== Instructions to follow ==
Transcribe the records exactly. Pictures do not belong in the transcription.

%%

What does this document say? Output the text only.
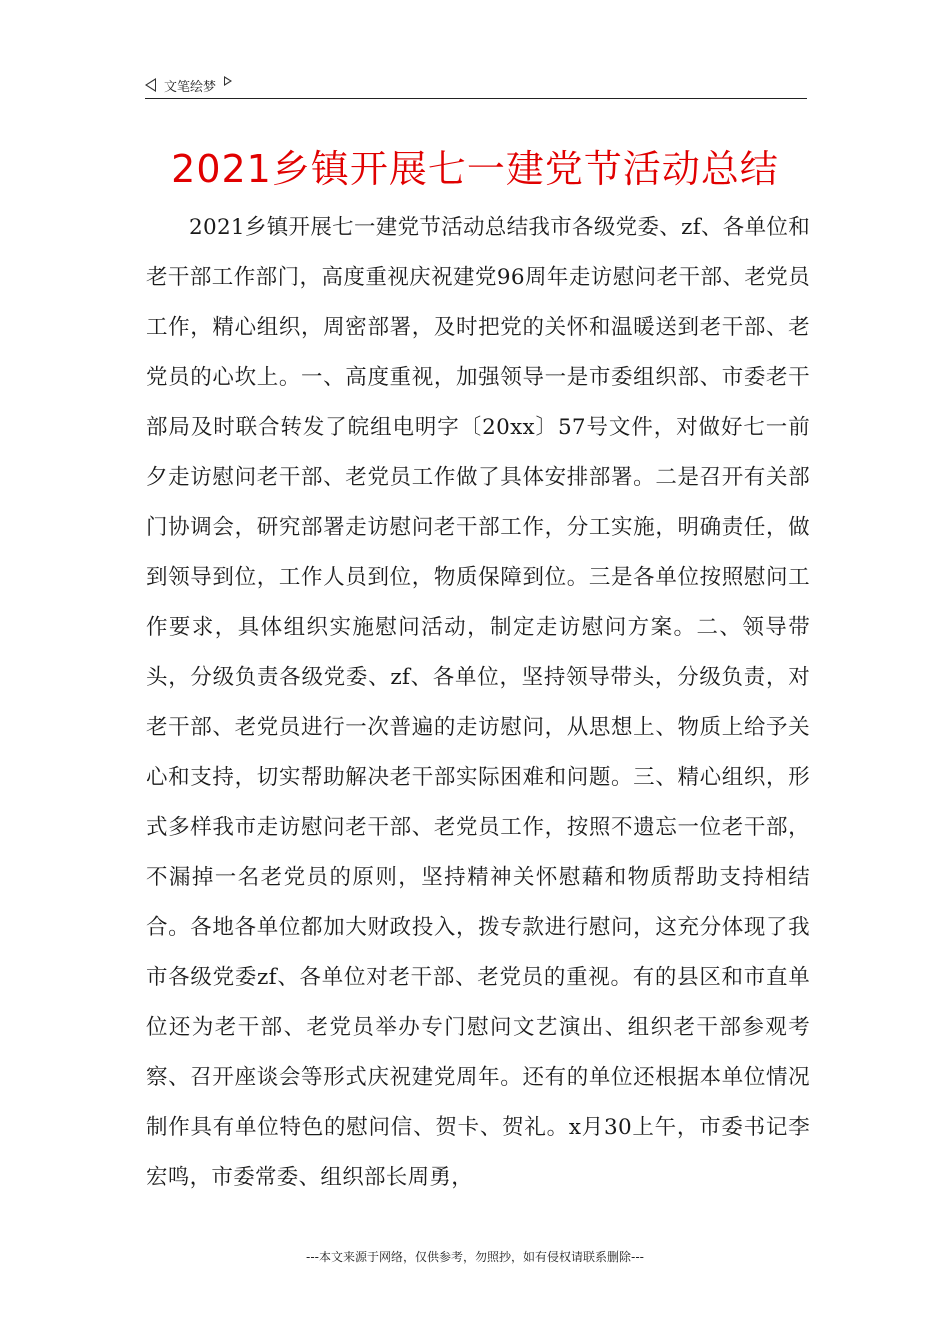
文笔绘梦
2021乡镇开展七一建党节活动总结

2021乡镇开展七一建党节活动总结我市各级党委、zf、各单位和老干部工作部门，高度重视庆祝建党96周年走访慰问老干部、老党员工作，精心组织，周密部署，及时把党的关怀和温暖送到老干部、老党员的心坎上。一、高度重视，加强领导一是市委组织部、市委老干部局及时联合转发了皖组电明字〔20xx〕57号文件，对做好七一前夕走访慰问老干部、老党员工作做了具体安排部署。二是召开有关部门协调会，研究部署走访慰问老干部工作，分工实施，明确责任，做到领导到位，工作人员到位，物质保障到位。三是各单位按照慰问工作要求，具体组织实施慰问活动，制定走访慰问方案。二、领导带头，分级负责各级党委、zf、各单位，坚持领导带头，分级负责，对老干部、老党员进行一次普遍的走访慰问，从思想上、物质上给予关心和支持，切实帮助解决老干部实际困难和问题。三、精心组织，形式多样我市走访慰问老干部、老党员工作，按照不遗忘一位老干部，不漏掉一名老党员的原则，坚持精神关怀慰藉和物质帮助支持相结合。各地各单位都加大财政投入，拨专款进行慰问，这充分体现了我市各级党委zf、各单位对老干部、老党员的重视。有的县区和市直单位还为老干部、老党员举办专门慰问文艺演出、组织老干部参观考察、召开座谈会等形式庆祝建党周年。还有的单位还根据本单位情况制作具有单位特色的慰问信、贺卡、贺礼。x月30上午，市委书记李宏鸣，市委常委、组织部长周勇，

---本文来源于网络，仅供参考，勿照抄，如有侵权请联系删除---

%%

== Task response ==
What does this document say? Output the text only.
文笔绘梦
2021乡镇开展七一建党节活动总结

2021乡镇开展七一建党节活动总结我市各级党委、zf、各单位和老干部工作部门，高度重视庆祝建党96周年走访慰问老干部、老党员工作，精心组织，周密部署，及时把党的关怀和温暖送到老干部、老党员的心坎上。一、高度重视，加强领导一是市委组织部、市委老干部局及时联合转发了皖组电明字〔20xx〕57号文件，对做好七一前夕走访慰问老干部、老党员工作做了具体安排部署。二是召开有关部门协调会，研究部署走访慰问老干部工作，分工实施，明确责任，做到领导到位，工作人员到位，物质保障到位。三是各单位按照慰问工作要求，具体组织实施慰问活动，制定走访慰问方案。二、领导带头，分级负责各级党委、zf、各单位，坚持领导带头，分级负责，对老干部、老党员进行一次普遍的走访慰问，从思想上、物质上给予关心和支持，切实帮助解决老干部实际困难和问题。三、精心组织，形式多样我市走访慰问老干部、老党员工作，按照不遗忘一位老干部，不漏掉一名老党员的原则，坚持精神关怀慰藉和物质帮助支持相结合。各地各单位都加大财政投入，拨专款进行慰问，这充分体现了我市各级党委zf、各单位对老干部、老党员的重视。有的县区和市直单位还为老干部、老党员举办专门慰问文艺演出、组织老干部参观考察、召开座谈会等形式庆祝建党周年。还有的单位还根据本单位情况制作具有单位特色的慰问信、贺卡、贺礼。x月30上午，市委书记李宏鸣，市委常委、组织部长周勇，

---本文来源于网络，仅供参考，勿照抄，如有侵权请联系删除---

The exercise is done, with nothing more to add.